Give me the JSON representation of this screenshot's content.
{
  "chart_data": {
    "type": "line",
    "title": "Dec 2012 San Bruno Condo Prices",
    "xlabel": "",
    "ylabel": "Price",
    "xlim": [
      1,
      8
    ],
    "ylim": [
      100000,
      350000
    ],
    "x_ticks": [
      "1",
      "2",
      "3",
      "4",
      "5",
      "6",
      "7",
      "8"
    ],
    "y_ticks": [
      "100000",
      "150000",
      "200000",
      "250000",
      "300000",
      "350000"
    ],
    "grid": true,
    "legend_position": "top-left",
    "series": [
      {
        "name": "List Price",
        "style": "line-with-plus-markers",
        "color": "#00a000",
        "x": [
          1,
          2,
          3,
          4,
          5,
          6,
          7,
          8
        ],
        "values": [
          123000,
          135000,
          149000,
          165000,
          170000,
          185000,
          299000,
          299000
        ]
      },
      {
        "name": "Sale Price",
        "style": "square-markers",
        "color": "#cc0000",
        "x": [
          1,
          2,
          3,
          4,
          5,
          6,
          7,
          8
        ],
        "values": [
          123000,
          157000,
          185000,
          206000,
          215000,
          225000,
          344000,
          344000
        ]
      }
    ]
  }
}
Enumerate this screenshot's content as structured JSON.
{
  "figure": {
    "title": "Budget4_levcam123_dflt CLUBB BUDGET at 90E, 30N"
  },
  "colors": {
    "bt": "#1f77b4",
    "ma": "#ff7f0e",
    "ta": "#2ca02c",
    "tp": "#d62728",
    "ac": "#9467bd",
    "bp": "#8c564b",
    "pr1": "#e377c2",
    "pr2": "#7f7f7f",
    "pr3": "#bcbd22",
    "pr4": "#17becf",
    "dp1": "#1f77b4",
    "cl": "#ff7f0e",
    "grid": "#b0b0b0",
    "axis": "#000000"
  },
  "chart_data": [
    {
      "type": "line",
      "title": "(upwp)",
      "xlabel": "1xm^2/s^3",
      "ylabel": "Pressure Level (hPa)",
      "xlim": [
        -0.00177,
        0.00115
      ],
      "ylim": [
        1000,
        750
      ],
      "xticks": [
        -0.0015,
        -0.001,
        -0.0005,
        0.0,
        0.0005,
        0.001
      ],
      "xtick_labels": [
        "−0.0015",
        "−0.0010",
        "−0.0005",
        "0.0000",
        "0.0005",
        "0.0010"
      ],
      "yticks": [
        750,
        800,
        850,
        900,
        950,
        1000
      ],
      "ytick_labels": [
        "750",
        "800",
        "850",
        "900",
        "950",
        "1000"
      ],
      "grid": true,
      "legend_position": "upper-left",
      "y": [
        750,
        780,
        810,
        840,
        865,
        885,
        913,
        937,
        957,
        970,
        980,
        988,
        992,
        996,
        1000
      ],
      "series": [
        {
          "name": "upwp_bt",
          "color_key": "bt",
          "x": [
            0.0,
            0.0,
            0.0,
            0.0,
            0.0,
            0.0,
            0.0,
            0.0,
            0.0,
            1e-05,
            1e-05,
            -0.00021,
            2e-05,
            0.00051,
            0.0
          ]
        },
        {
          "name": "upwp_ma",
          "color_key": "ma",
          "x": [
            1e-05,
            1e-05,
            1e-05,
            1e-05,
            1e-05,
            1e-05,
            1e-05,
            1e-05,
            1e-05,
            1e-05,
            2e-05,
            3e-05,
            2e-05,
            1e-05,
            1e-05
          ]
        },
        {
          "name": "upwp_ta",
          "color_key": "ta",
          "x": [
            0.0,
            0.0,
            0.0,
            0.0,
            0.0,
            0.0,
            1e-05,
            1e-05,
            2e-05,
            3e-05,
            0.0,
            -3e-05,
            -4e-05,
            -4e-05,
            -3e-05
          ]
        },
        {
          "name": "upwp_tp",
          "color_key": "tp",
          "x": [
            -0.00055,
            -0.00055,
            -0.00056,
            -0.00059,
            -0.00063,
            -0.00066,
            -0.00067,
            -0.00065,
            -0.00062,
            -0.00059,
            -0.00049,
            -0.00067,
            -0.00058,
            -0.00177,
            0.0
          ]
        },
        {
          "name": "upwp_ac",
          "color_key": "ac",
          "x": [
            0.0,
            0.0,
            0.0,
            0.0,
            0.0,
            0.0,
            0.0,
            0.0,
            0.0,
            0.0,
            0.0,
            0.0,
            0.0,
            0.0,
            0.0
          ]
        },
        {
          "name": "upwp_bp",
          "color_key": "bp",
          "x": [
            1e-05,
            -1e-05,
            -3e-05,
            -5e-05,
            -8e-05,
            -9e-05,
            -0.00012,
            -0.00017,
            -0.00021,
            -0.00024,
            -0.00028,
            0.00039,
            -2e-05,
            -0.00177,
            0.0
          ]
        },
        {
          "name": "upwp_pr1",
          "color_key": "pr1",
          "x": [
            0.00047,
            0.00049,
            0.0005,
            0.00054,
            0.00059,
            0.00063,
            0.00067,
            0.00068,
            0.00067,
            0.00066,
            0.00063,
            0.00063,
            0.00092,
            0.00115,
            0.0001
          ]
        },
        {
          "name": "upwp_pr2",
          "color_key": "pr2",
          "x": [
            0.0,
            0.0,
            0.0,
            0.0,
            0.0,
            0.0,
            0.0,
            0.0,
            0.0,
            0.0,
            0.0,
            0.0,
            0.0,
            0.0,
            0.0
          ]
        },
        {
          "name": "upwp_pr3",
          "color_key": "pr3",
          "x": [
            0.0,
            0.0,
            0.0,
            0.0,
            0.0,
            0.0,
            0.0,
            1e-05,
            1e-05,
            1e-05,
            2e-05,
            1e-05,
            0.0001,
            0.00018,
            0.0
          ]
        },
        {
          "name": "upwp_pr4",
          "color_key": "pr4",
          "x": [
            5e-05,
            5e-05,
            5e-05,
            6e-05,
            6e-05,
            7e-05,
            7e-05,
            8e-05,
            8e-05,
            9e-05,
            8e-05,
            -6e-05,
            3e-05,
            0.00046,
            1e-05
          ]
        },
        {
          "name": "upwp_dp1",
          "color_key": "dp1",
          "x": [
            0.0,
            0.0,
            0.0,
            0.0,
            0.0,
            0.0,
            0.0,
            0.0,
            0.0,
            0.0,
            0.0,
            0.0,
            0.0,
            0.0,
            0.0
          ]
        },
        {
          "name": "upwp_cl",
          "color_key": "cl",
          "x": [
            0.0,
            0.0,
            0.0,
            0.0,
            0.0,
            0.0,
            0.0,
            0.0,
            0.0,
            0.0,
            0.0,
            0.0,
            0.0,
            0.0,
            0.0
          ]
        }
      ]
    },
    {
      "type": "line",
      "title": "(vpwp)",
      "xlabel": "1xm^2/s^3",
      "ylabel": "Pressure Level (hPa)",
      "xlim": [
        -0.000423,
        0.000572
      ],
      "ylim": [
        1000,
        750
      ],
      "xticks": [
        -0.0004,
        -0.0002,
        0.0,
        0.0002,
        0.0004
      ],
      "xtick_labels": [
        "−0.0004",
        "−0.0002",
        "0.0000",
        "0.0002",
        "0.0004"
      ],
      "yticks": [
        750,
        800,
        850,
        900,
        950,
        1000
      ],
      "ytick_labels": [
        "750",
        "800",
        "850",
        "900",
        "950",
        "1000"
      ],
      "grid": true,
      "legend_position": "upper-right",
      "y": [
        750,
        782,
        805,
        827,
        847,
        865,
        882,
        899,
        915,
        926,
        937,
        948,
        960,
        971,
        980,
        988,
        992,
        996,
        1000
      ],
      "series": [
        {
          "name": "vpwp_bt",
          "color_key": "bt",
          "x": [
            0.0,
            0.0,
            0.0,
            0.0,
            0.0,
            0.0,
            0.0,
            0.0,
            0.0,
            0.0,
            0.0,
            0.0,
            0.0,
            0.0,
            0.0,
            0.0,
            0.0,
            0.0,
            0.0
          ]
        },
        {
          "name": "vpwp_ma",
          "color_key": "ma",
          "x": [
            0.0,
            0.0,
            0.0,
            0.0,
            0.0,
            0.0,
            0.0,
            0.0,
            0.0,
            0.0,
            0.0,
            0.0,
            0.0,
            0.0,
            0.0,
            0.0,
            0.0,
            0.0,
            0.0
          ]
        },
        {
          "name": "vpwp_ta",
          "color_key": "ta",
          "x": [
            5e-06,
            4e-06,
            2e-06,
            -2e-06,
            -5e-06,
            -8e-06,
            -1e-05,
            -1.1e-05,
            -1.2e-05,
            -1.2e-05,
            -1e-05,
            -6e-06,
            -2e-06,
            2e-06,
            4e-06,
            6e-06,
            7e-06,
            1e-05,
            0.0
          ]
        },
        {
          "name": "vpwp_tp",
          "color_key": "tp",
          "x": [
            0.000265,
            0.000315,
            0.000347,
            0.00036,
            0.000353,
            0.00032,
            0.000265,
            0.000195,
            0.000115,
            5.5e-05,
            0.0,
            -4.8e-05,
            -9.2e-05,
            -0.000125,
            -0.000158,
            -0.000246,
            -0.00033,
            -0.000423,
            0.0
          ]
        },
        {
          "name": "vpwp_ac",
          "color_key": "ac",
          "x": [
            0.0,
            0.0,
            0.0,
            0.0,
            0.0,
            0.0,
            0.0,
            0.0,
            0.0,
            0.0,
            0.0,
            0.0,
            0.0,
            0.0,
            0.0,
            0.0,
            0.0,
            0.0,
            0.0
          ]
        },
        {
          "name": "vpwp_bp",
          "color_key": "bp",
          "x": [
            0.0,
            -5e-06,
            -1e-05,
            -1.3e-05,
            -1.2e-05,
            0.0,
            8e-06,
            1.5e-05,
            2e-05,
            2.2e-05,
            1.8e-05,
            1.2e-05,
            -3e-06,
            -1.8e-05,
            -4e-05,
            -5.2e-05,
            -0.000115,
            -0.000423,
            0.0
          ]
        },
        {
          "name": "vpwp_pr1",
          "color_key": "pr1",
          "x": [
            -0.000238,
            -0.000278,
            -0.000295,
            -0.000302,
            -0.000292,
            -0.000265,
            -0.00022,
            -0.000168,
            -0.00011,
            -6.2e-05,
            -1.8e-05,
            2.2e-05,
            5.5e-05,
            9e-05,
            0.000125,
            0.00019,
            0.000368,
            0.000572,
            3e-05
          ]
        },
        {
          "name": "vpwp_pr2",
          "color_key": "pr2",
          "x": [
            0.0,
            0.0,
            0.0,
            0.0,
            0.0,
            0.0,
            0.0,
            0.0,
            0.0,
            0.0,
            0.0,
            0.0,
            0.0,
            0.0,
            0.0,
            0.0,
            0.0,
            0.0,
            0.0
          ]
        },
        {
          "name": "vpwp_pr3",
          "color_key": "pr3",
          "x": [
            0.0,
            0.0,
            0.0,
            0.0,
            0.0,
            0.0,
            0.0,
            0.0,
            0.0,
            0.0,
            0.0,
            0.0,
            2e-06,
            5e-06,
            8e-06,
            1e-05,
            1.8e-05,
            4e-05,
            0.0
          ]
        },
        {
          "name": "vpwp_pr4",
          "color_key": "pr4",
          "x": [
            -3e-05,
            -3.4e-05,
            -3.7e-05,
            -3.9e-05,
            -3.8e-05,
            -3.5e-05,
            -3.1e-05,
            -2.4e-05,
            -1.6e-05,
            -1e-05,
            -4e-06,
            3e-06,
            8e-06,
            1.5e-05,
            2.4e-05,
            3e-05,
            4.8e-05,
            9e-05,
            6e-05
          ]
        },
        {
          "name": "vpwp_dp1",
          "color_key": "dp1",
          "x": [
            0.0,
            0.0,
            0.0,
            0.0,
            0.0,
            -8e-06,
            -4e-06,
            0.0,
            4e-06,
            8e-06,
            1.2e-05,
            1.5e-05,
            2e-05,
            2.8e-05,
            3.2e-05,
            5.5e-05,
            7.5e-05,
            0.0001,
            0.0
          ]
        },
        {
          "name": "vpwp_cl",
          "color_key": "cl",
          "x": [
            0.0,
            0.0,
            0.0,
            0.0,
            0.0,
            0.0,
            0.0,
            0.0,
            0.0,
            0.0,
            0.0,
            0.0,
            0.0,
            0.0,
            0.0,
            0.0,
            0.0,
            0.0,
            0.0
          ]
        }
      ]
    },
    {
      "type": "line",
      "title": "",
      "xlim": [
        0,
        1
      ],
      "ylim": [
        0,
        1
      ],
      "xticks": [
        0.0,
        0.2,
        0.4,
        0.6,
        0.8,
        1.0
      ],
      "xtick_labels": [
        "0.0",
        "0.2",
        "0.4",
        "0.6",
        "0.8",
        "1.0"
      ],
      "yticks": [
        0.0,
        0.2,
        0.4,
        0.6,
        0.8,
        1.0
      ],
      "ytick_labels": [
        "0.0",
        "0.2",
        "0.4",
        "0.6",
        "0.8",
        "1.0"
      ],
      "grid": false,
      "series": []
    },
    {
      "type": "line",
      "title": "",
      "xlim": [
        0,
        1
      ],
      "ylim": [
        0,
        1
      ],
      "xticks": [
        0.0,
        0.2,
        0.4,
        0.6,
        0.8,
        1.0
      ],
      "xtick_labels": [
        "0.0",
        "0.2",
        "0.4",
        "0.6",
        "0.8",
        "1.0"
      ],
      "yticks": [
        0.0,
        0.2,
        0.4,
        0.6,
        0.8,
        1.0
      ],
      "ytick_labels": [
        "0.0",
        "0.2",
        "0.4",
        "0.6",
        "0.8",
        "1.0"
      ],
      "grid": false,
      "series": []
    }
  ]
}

.....

• [Stated task]: Lines holding the word "upper" in the entries above are the ones to pull out. Copy them all.

• [The response]:
      "legend_position": "upper-left",
      "legend_position": "upper-right",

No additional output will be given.